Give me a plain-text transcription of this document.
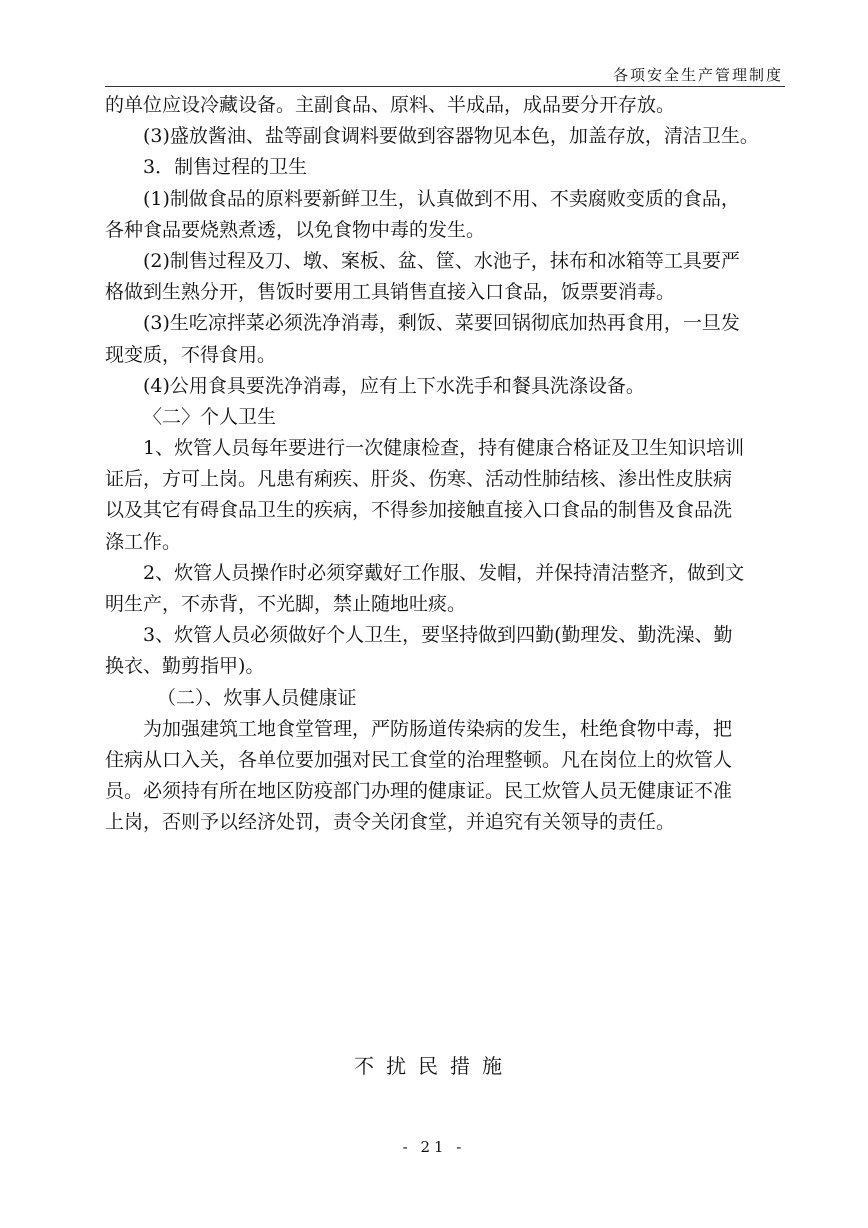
各项安全生产管理制度
的单位应设冷藏设备。主副食品、原料、半成品，成品要分开存放。
(3)盛放酱油、盐等副食调料要做到容器物见本色，加盖存放，清洁卫生。
3．制售过程的卫生
(1)制做食品的原料要新鲜卫生，认真做到不用、不卖腐败变质的食品，
各种食品要烧熟煮透，以免食物中毒的发生。
(2)制售过程及刀、墩、案板、盆、筐、水池子，抹布和冰箱等工具要严
格做到生熟分开，售饭时要用工具销售直接入口食品，饭票要消毒。
(3)生吃凉拌菜必须洗净消毒，剩饭、菜要回锅彻底加热再食用，一旦发
现变质，不得食用。
(4)公用食具要洗净消毒，应有上下水洗手和餐具洗涤设备。
〈二〉个人卫生
1、炊管人员每年要进行一次健康检查，持有健康合格证及卫生知识培训
证后，方可上岗。凡患有痢疾、肝炎、伤寒、活动性肺结核、渗出性皮肤病
以及其它有碍食品卫生的疾病，不得参加接触直接入口食品的制售及食品洗
涤工作。
2、炊管人员操作时必须穿戴好工作服、发帽，并保持清洁整齐，做到文
明生产，不赤背，不光脚，禁止随地吐痰。
3、炊管人员必须做好个人卫生，要坚持做到四勤(勤理发、勤洗澡、勤
换衣、勤剪指甲)。
（二）、炊事人员健康证
为加强建筑工地食堂管理，严防肠道传染病的发生，杜绝食物中毒，把
住病从口入关，各单位要加强对民工食堂的治理整顿。凡在岗位上的炊管人
员。必须持有所在地区防疫部门办理的健康证。民工炊管人员无健康证不准
上岗，否则予以经济处罚，责令关闭食堂，并追究有关领导的责任。
不扰民措施
- 21 -
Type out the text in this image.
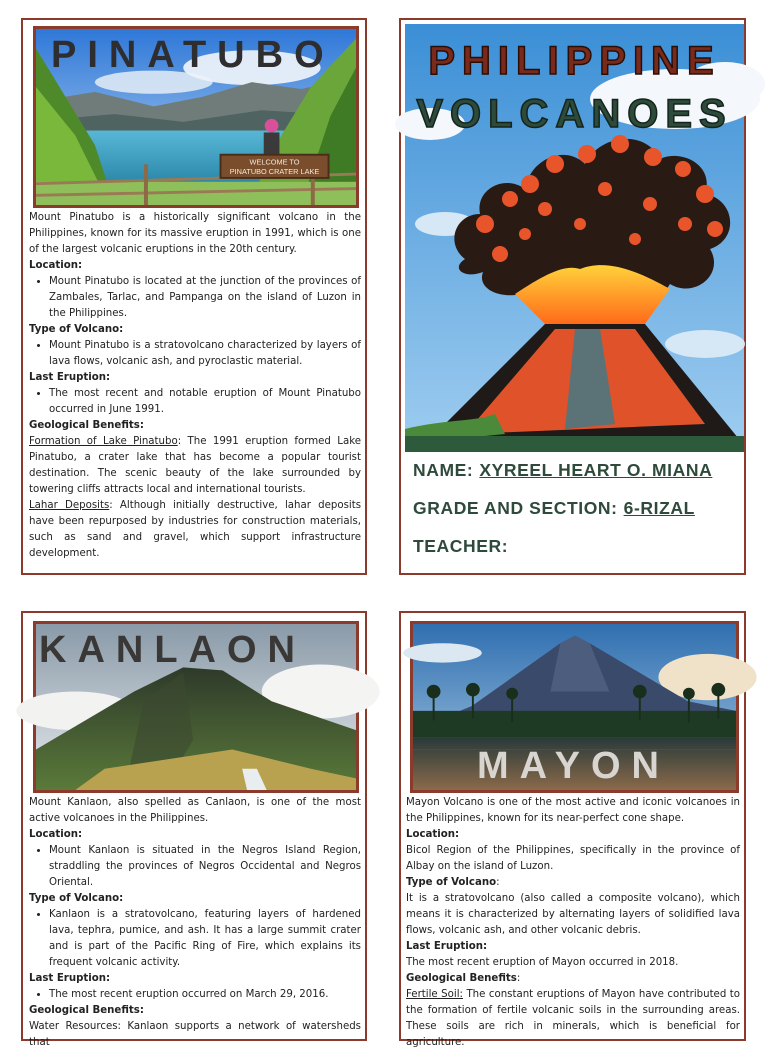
WELCOME TO
PINATUBO CRATER LAKE
PINATUBO

Mount Pinatubo is a historically significant volcano in the Philippines, known for its massive eruption in 1991, which is one of the largest volcanic eruptions in the 20th century.

Location:

• Mount Pinatubo is located at the junction of the provinces of Zambales, Tarlac, and Pampanga on the island of Luzon in the Philippines.

Type of Volcano:

• Mount Pinatubo is a stratovolcano characterized by layers of lava flows, volcanic ash, and pyroclastic material.

Last Eruption:

• The most recent and notable eruption of Mount Pinatubo occurred in June 1991.

Geological Benefits:

Formation of Lake Pinatubo: The 1991 eruption formed Lake Pinatubo, a crater lake that has become a popular tourist destination. The scenic beauty of the lake surrounded by towering cliffs attracts local and international tourists.

Lahar Deposits: Although initially destructive, lahar deposits have been repurposed by industries for construction materials, such as sand and gravel, which support infrastructure development.

PHILIPPINE
VOLCANOES
NAME: XYREEL HEART O. MIANA
GRADE AND SECTION: 6-RIZAL
TEACHER:
KANLAON

Mount Kanlaon, also spelled as Canlaon, is one of the most active volcanoes in the Philippines.

Location:

• Mount Kanlaon is situated in the Negros Island Region, straddling the provinces of Negros Occidental and Negros Oriental.

Type of Volcano:

• Kanlaon is a stratovolcano, featuring layers of hardened lava, tephra, pumice, and ash. It has a large summit crater and is part of the Pacific Ring of Fire, which explains its frequent volcanic activity.

Last Eruption:

• The most recent eruption occurred on March 29, 2016.

Geological Benefits:

Water Resources: Kanlaon supports a network of watersheds that

MAYON

Mayon Volcano is one of the most active and iconic volcanoes in the Philippines, known for its near-perfect cone shape.

Location:

Bicol Region of the Philippines, specifically in the province of Albay on the island of Luzon.

Type of Volcano:

It is a stratovolcano (also called a composite volcano), which means it is characterized by alternating layers of solidified lava flows, volcanic ash, and other volcanic debris.

Last Eruption:

The most recent eruption of Mayon occurred in 2018.

Geological Benefits:

Fertile Soil: The constant eruptions of Mayon have contributed to the formation of fertile volcanic soils in the surrounding areas. These soils are rich in minerals, which is beneficial for agriculture.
_ _ _ _ _ _ _
◆ SET EXERCISE:
Retype the entries word for word. Omit any images.

◆ TASK ANSWER:
Give me a plain-text transcription of this document.
各项安全生产管理制度
的单位应设冷藏设备。主副食品、原料、半成品，成品要分开存放。
(3)盛放酱油、盐等副食调料要做到容器物见本色，加盖存放，清洁卫生。
3．制售过程的卫生
(1)制做食品的原料要新鲜卫生，认真做到不用、不卖腐败变质的食品，
各种食品要烧熟煮透，以免食物中毒的发生。
(2)制售过程及刀、墩、案板、盆、筐、水池子，抹布和冰箱等工具要严
格做到生熟分开，售饭时要用工具销售直接入口食品，饭票要消毒。
(3)生吃凉拌菜必须洗净消毒，剩饭、菜要回锅彻底加热再食用，一旦发
现变质，不得食用。
(4)公用食具要洗净消毒，应有上下水洗手和餐具洗涤设备。
〈二〉个人卫生
1、炊管人员每年要进行一次健康检查，持有健康合格证及卫生知识培训
证后，方可上岗。凡患有痢疾、肝炎、伤寒、活动性肺结核、渗出性皮肤病
以及其它有碍食品卫生的疾病，不得参加接触直接入口食品的制售及食品洗
涤工作。
2、炊管人员操作时必须穿戴好工作服、发帽，并保持清洁整齐，做到文
明生产，不赤背，不光脚，禁止随地吐痰。
3、炊管人员必须做好个人卫生，要坚持做到四勤(勤理发、勤洗澡、勤
换衣、勤剪指甲)。
（二）、炊事人员健康证
为加强建筑工地食堂管理，严防肠道传染病的发生，杜绝食物中毒，把
住病从口入关，各单位要加强对民工食堂的治理整顿。凡在岗位上的炊管人
员。必须持有所在地区防疫部门办理的健康证。民工炊管人员无健康证不准
上岗，否则予以经济处罚，责令关闭食堂，并追究有关领导的责任。
不扰民措施
- 21 -
Type out the text in this image.
WELCOME TO
PINATUBO CRATER LAKE
PINATUBO

Mount Pinatubo is a historically significant volcano in the Philippines, known for its massive eruption in 1991, which is one of the largest volcanic eruptions in the 20th century.

Location:

• Mount Pinatubo is located at the junction of the provinces of Zambales, Tarlac, and Pampanga on the island of Luzon in the Philippines.

Type of Volcano:

• Mount Pinatubo is a stratovolcano characterized by layers of lava flows, volcanic ash, and pyroclastic material.

Last Eruption:

• The most recent and notable eruption of Mount Pinatubo occurred in June 1991.

Geological Benefits:

Formation of Lake Pinatubo: The 1991 eruption formed Lake Pinatubo, a crater lake that has become a popular tourist destination. The scenic beauty of the lake surrounded by towering cliffs attracts local and international tourists.

Lahar Deposits: Although initially destructive, lahar deposits have been repurposed by industries for construction materials, such as sand and gravel, which support infrastructure development.

PHILIPPINE
VOLCANOES
NAME: XYREEL HEART O. MIANA
GRADE AND SECTION: 6-RIZAL
TEACHER:
KANLAON

Mount Kanlaon, also spelled as Canlaon, is one of the most active volcanoes in the Philippines.

Location:

• Mount Kanlaon is situated in the Negros Island Region, straddling the provinces of Negros Occidental and Negros Oriental.

Type of Volcano:

• Kanlaon is a stratovolcano, featuring layers of hardened lava, tephra, pumice, and ash. It has a large summit crater and is part of the Pacific Ring of Fire, which explains its frequent volcanic activity.

Last Eruption:

• The most recent eruption occurred on March 29, 2016.

Geological Benefits:

Water Resources: Kanlaon supports a network of watersheds that

MAYON

Mayon Volcano is one of the most active and iconic volcanoes in the Philippines, known for its near-perfect cone shape.

Location:

Bicol Region of the Philippines, specifically in the province of Albay on the island of Luzon.

Type of Volcano:

It is a stratovolcano (also called a composite volcano), which means it is characterized by alternating layers of solidified lava flows, volcanic ash, and other volcanic debris.

Last Eruption:

The most recent eruption of Mayon occurred in 2018.

Geological Benefits:

Fertile Soil: The constant eruptions of Mayon have contributed to the formation of fertile volcanic soils in the surrounding areas. These soils are rich in minerals, which is beneficial for agriculture.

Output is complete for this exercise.